• **GIVEN REQUEST**
Reproduce each line of the records below verbatim, omitting the pictures.

++++++++

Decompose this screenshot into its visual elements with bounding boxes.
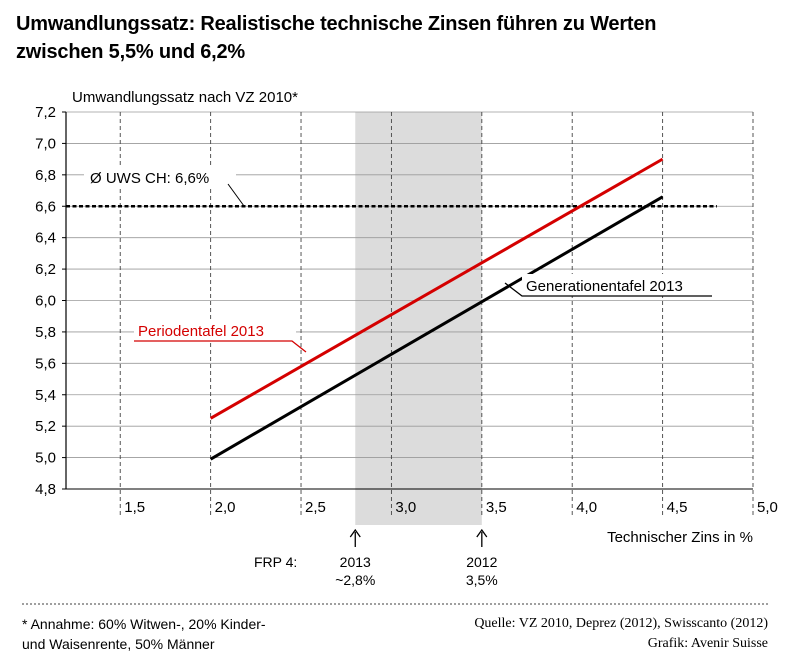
reference-line-label: Ø UWS CH: 6,6% — [90, 170, 209, 187]
y-axis-label-background — [68, 86, 348, 108]
x-tick-label: 3,5 — [486, 499, 507, 516]
legend-generation-label: Generationentafel 2013 — [526, 278, 683, 295]
y-tick-label: 5,6 — [35, 355, 56, 372]
reference-label-leader — [227, 183, 245, 207]
y-tick-label: 6,4 — [35, 230, 56, 247]
y-axis-label: Umwandlungssatz nach VZ 2010* — [72, 89, 298, 106]
series-layer — [209, 157, 664, 461]
chart-title: Umwandlungssatz: Realistische technische… — [16, 10, 786, 66]
x-tick-label: 3,0 — [395, 499, 416, 516]
y-tick-label: 5,8 — [35, 324, 56, 341]
x-tick-label: 2,5 — [305, 499, 326, 516]
reference-label-background — [84, 166, 236, 188]
source-credit: Quelle: VZ 2010, Deprez (2012), Swisscan… — [474, 614, 768, 654]
y-tick-label: 4,8 — [35, 481, 56, 498]
x-tick-label: 1,5 — [124, 499, 145, 516]
frp-label: FRP 4: — [254, 554, 297, 570]
series-line-generationentafel — [209, 195, 664, 461]
y-tick-label: 6,2 — [35, 261, 56, 278]
label-layer: Umwandlungssatz nach VZ 2010* Ø UWS CH: … — [68, 86, 753, 546]
legend-period-label: Periodentafel 2013 — [138, 323, 264, 340]
legend-period-background — [134, 319, 296, 341]
source-line: Quelle: VZ 2010, Deprez (2012), Swisscan… — [474, 616, 768, 631]
legend-generation-background — [522, 274, 722, 296]
marker-arrow-head — [476, 528, 488, 538]
x-tick-label: 5,0 — [757, 499, 778, 516]
y-tick-label: 7,2 — [35, 104, 56, 121]
y-tick-label: 7,0 — [35, 135, 56, 152]
legend-period-leader — [134, 340, 307, 353]
y-tick-label: 6,8 — [35, 167, 56, 184]
y-tick-label: 5,0 — [35, 450, 56, 467]
marker-rate-label: ~2,8% — [335, 572, 375, 588]
marker-year-label: 2013 — [340, 554, 371, 570]
y-tick-label: 5,4 — [35, 387, 56, 404]
chart-title-line2: zwischen 5,5% und 6,2% — [16, 41, 246, 63]
credit-line: Grafik: Avenir Suisse — [647, 636, 768, 651]
legend-generation-leader — [504, 282, 712, 297]
marker-layer: FRP 4: 2013 ~2,8% 2012 3,5% — [254, 528, 498, 588]
shaded-band — [355, 112, 482, 525]
axes-layer: 4,8 5,0 5,2 5,4 5,6 5,8 6,0 6,2 6,4 6,6 6,8 7,0 7,2 1… — [22, 104, 778, 605]
footnote: * Annahme: 60% Witwen-, 20% Kinder- und … — [22, 614, 266, 654]
footnote-line2: und Waisenrente, 50% Männer — [22, 636, 215, 652]
x-tick-label: 2,0 — [215, 499, 236, 516]
shaded-band-layer — [355, 112, 482, 525]
series-line-periodentafel — [209, 157, 664, 420]
x-axis-label: Technischer Zins in % — [607, 529, 753, 546]
y-tick-label: 6,0 — [35, 293, 56, 310]
marker-year-label: 2012 — [466, 554, 497, 570]
marker-arrow-head — [349, 528, 361, 538]
chart-title-line1: Umwandlungssatz: Realistische technische… — [16, 13, 657, 35]
footnote-line1: * Annahme: 60% Witwen-, 20% Kinder- — [22, 616, 266, 632]
x-tick-label: 4,5 — [667, 499, 688, 516]
marker-rate-label: 3,5% — [466, 572, 498, 588]
y-tick-label: 5,2 — [35, 418, 56, 435]
y-tick-label: 6,6 — [35, 198, 56, 215]
x-tick-label: 4,0 — [576, 499, 597, 516]
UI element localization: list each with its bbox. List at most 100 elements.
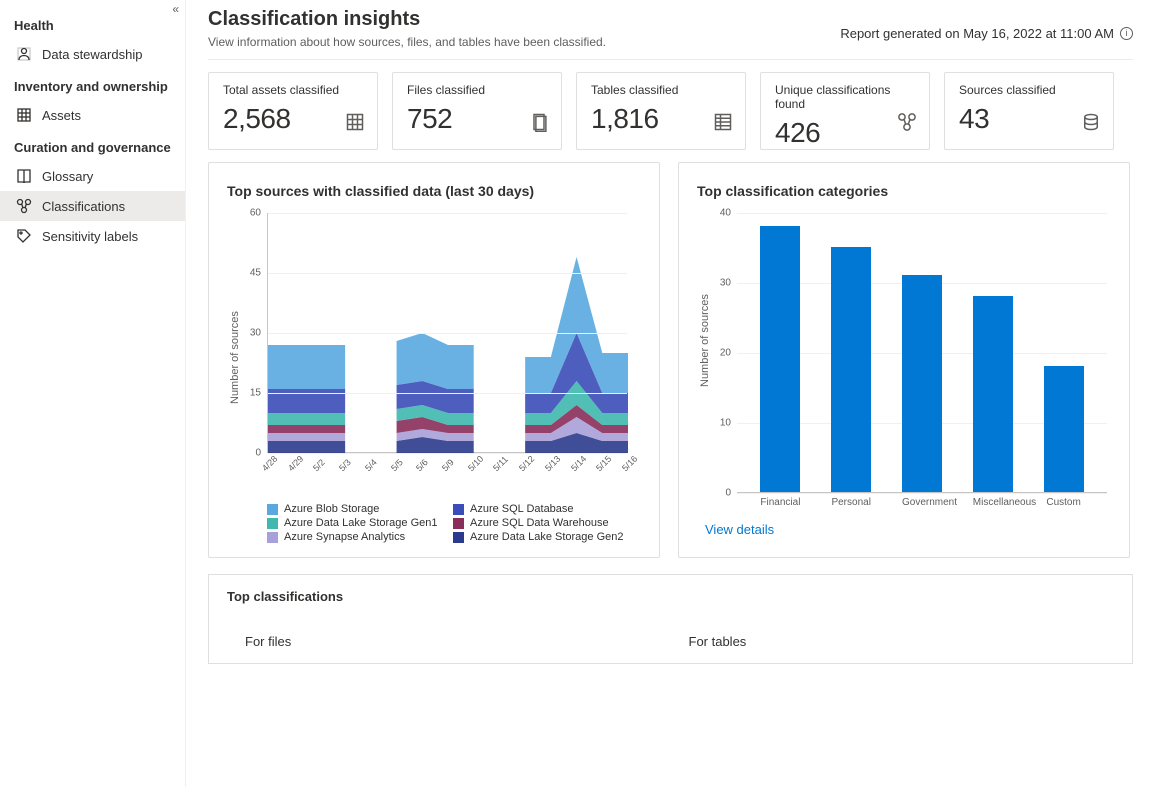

++++++++

• **SOLUTION FOR THIS TASK**
Decompose this screenshot into its visual elements with bounding boxes.
reference-line-label: Ø UWS CH: 6,6% — [90, 170, 209, 187]
y-axis-label-background — [68, 86, 348, 108]
x-tick-label: 3,5 — [486, 499, 507, 516]
legend-generation-label: Generationentafel 2013 — [526, 278, 683, 295]
y-tick-label: 5,6 — [35, 355, 56, 372]
reference-label-leader — [227, 183, 245, 207]
y-tick-label: 6,4 — [35, 230, 56, 247]
y-axis-label: Umwandlungssatz nach VZ 2010* — [72, 89, 298, 106]
series-layer — [209, 157, 664, 461]
chart-title: Umwandlungssatz: Realistische technische… — [16, 10, 786, 66]
x-tick-label: 3,0 — [395, 499, 416, 516]
y-tick-label: 5,8 — [35, 324, 56, 341]
x-tick-label: 2,5 — [305, 499, 326, 516]
reference-label-background — [84, 166, 236, 188]
source-credit: Quelle: VZ 2010, Deprez (2012), Swisscan… — [474, 614, 768, 654]
y-tick-label: 4,8 — [35, 481, 56, 498]
x-tick-label: 1,5 — [124, 499, 145, 516]
frp-label: FRP 4: — [254, 554, 297, 570]
series-line-generationentafel — [209, 195, 664, 461]
y-tick-label: 6,2 — [35, 261, 56, 278]
label-layer: Umwandlungssatz nach VZ 2010* Ø UWS CH: … — [68, 86, 753, 546]
legend-period-label: Periodentafel 2013 — [138, 323, 264, 340]
legend-period-background — [134, 319, 296, 341]
source-line: Quelle: VZ 2010, Deprez (2012), Swisscan… — [474, 616, 768, 631]
legend-generation-background — [522, 274, 722, 296]
marker-arrow-head — [476, 528, 488, 538]
x-tick-label: 5,0 — [757, 499, 778, 516]
y-tick-label: 7,2 — [35, 104, 56, 121]
y-tick-label: 7,0 — [35, 135, 56, 152]
legend-period-leader — [134, 340, 307, 353]
y-tick-label: 6,8 — [35, 167, 56, 184]
y-tick-label: 5,0 — [35, 450, 56, 467]
marker-rate-label: ~2,8% — [335, 572, 375, 588]
marker-year-label: 2013 — [340, 554, 371, 570]
y-tick-label: 5,4 — [35, 387, 56, 404]
chart-title-line2: zwischen 5,5% und 6,2% — [16, 41, 246, 63]
credit-line: Grafik: Avenir Suisse — [647, 636, 768, 651]
legend-generation-leader — [504, 282, 712, 297]
marker-layer: FRP 4: 2013 ~2,8% 2012 3,5% — [254, 528, 498, 588]
shaded-band — [355, 112, 482, 525]
axes-layer: 4,8 5,0 5,2 5,4 5,6 5,8 6,0 6,2 6,4 6,6 6,8 7,0 7,2 1… — [22, 104, 778, 605]
footnote: * Annahme: 60% Witwen-, 20% Kinder- und … — [22, 614, 266, 654]
footnote-line2: und Waisenrente, 50% Männer — [22, 636, 215, 652]
x-tick-label: 2,0 — [215, 499, 236, 516]
shaded-band-layer — [355, 112, 482, 525]
series-line-periodentafel — [209, 157, 664, 420]
x-axis-label: Technischer Zins in % — [607, 529, 753, 546]
y-tick-label: 6,0 — [35, 293, 56, 310]
marker-year-label: 2012 — [466, 554, 497, 570]
marker-arrow-head — [349, 528, 361, 538]
chart-title-line1: Umwandlungssatz: Realistische technische… — [16, 13, 657, 35]
footnote-line1: * Annahme: 60% Witwen-, 20% Kinder- — [22, 616, 266, 632]
x-tick-label: 4,5 — [667, 499, 688, 516]
marker-rate-label: 3,5% — [466, 572, 498, 588]
y-tick-label: 5,2 — [35, 418, 56, 435]
y-tick-label: 6,6 — [35, 198, 56, 215]
x-tick-label: 4,0 — [576, 499, 597, 516]
UI element localization: list each with its bbox. List at most 100 elements.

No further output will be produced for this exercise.